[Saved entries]
——————

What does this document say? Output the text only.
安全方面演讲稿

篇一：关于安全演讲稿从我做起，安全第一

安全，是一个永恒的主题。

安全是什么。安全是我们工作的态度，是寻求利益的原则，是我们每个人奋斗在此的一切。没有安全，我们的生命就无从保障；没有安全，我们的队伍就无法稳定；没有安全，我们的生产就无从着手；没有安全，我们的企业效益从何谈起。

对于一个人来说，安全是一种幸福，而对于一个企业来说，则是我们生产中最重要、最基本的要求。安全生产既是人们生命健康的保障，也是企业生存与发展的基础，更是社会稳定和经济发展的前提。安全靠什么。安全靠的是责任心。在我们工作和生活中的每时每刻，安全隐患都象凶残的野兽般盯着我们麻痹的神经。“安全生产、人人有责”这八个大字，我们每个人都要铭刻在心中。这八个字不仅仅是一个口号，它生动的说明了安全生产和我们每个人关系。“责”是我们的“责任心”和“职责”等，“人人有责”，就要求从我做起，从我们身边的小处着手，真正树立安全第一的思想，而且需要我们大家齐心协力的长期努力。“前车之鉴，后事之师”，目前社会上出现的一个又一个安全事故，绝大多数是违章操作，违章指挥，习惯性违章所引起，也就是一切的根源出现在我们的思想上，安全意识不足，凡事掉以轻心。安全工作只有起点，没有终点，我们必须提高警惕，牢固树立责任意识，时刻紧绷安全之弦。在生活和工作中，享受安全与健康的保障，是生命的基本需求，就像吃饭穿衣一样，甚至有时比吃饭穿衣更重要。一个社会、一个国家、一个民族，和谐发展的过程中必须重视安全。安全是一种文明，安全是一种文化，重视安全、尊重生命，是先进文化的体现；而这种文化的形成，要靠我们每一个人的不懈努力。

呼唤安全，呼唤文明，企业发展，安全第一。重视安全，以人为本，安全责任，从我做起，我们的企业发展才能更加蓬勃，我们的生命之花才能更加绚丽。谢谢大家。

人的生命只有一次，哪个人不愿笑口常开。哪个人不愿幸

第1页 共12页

——————

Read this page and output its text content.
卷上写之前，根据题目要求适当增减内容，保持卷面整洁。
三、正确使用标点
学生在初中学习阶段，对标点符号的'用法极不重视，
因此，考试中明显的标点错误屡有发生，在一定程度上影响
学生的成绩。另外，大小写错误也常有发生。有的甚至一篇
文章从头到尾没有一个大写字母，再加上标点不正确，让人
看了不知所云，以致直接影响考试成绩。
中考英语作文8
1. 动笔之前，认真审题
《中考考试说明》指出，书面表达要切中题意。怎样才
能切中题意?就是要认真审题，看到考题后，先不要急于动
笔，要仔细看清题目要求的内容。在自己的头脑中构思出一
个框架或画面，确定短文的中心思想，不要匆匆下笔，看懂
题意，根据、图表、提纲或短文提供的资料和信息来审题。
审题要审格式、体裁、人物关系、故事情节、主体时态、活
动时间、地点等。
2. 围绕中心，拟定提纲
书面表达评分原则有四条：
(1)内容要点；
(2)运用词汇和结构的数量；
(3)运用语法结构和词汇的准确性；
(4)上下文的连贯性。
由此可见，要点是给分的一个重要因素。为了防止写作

——————

● Exercise requirements: What count of lines in the listing contain the word "text"? Reply with the number only.

● Reply to the exercise: 2